GIVEN REQUEST:
Find the string "gray" in the data, then copy every line where it is found.

# # # #

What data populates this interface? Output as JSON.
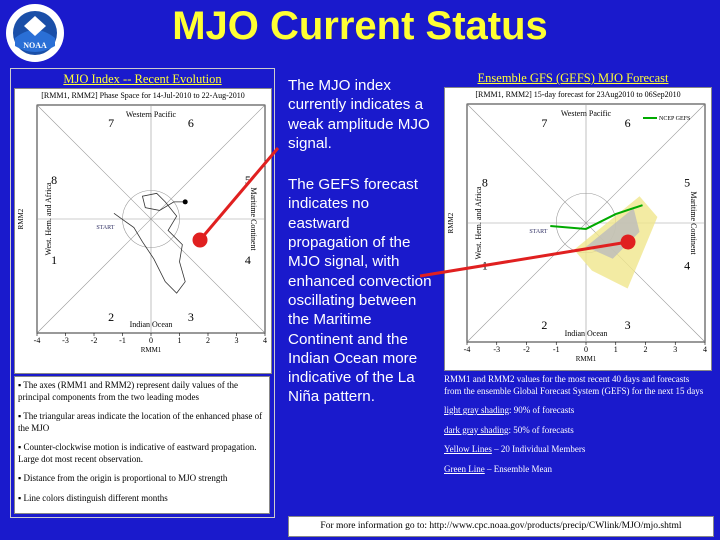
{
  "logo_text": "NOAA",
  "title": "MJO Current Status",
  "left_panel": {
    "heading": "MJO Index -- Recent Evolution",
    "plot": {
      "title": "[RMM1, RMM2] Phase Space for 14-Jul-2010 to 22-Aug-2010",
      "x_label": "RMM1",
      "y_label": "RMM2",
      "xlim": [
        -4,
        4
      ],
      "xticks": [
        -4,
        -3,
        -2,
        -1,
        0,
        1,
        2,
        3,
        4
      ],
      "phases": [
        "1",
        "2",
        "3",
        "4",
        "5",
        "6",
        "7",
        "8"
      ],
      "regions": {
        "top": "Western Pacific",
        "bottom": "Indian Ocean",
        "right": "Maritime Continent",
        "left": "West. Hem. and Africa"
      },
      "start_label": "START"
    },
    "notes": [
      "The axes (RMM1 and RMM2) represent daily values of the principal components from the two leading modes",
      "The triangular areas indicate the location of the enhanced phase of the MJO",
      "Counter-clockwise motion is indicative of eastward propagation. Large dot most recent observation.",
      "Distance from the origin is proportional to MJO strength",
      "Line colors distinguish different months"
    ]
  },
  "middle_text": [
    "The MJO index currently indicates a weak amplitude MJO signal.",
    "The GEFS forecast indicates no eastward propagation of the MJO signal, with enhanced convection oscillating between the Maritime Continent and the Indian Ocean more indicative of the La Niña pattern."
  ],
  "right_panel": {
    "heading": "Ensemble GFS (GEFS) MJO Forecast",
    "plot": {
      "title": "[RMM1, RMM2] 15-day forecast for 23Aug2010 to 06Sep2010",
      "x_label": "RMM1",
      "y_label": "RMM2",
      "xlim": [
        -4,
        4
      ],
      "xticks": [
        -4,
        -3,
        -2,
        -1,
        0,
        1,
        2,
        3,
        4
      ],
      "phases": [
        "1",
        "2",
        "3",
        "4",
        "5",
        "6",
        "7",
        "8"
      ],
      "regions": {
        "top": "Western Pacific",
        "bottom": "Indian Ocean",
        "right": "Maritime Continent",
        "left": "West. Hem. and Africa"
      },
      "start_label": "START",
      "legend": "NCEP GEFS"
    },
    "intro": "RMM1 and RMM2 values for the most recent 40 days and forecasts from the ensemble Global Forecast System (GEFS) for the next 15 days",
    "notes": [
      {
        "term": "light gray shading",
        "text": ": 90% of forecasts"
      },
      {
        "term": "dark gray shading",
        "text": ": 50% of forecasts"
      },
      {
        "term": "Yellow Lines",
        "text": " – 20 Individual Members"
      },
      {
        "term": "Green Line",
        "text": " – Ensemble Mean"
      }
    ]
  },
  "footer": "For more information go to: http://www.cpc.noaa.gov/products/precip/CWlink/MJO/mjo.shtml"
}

# # # #

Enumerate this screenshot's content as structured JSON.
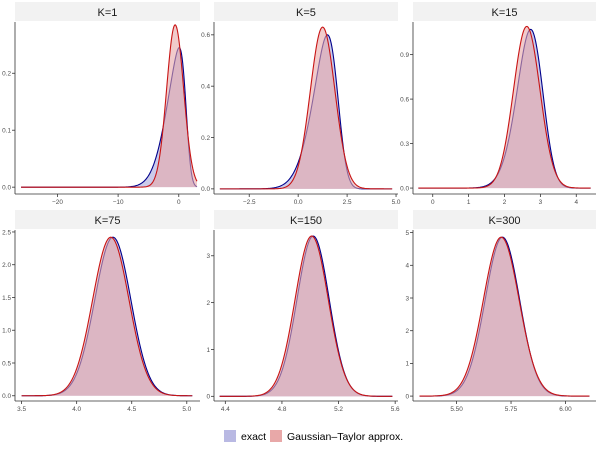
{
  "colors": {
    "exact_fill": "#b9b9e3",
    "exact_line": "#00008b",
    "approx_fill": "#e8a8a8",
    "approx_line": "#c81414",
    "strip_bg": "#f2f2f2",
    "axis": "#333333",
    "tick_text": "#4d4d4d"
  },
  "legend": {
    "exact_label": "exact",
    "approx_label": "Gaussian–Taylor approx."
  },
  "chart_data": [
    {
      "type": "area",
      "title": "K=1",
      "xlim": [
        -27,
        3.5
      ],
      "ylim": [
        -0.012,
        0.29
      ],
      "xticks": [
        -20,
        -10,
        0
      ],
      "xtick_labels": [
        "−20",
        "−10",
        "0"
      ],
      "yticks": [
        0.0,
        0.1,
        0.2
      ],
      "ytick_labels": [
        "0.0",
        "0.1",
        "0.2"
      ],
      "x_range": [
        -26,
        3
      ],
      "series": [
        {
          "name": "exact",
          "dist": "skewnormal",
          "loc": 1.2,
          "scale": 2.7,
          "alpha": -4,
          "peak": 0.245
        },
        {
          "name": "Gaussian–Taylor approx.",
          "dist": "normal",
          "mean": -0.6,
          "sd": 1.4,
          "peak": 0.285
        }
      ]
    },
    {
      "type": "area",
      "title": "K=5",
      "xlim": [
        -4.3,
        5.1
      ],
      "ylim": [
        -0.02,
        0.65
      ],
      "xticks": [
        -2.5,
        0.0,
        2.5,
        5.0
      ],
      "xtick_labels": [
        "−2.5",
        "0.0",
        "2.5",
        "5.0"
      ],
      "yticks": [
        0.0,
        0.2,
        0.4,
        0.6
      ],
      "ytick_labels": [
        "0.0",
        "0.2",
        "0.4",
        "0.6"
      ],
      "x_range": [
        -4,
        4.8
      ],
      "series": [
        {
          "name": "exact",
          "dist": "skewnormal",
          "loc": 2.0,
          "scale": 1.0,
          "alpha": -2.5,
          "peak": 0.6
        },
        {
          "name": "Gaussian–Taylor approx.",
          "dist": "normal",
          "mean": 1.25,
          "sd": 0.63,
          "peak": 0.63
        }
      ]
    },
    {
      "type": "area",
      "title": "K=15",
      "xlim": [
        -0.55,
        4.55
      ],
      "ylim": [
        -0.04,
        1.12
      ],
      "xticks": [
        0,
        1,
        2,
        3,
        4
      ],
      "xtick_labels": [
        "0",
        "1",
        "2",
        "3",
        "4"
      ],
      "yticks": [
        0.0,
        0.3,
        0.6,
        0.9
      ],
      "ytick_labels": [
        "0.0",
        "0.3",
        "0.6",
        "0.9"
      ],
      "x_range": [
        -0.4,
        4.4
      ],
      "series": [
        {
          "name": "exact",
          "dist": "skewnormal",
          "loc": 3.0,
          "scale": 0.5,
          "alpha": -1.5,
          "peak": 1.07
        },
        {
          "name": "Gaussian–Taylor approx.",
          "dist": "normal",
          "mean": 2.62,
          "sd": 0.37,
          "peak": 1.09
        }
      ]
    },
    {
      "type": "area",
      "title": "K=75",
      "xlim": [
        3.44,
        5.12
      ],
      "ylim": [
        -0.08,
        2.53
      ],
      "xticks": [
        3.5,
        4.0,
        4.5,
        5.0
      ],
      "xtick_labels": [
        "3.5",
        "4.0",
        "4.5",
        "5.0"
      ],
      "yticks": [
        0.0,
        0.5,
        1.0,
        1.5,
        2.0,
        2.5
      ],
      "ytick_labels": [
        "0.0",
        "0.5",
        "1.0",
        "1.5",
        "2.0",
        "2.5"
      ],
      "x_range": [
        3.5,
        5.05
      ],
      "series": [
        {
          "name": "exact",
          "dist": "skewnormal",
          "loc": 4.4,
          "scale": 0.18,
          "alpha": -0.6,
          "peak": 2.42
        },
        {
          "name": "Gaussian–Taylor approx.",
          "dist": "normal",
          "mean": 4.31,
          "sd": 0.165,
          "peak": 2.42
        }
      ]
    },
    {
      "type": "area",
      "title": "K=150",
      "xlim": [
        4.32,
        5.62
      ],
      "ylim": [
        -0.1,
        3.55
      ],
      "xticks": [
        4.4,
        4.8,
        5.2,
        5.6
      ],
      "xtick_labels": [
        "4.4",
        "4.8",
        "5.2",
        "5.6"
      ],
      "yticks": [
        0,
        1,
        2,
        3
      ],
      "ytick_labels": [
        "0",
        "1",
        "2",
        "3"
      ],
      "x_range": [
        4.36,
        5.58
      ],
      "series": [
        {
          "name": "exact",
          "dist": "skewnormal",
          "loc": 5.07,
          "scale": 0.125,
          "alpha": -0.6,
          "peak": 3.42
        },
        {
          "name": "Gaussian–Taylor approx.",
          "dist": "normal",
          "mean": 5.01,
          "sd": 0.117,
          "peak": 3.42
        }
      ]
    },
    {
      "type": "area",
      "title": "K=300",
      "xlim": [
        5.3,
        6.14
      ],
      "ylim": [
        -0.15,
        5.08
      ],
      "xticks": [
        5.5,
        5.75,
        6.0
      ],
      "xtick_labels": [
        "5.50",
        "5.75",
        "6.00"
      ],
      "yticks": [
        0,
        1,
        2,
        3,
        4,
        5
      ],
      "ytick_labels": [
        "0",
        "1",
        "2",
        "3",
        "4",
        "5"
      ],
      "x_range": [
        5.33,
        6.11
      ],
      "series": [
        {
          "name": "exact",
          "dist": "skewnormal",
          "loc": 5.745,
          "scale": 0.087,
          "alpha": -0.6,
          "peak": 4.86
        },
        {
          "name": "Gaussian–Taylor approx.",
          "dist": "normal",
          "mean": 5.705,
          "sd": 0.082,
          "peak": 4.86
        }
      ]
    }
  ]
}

# # # #

EXPECTED ANSWER:
        "term": "light gray shading",
        "term": "dark gray shading",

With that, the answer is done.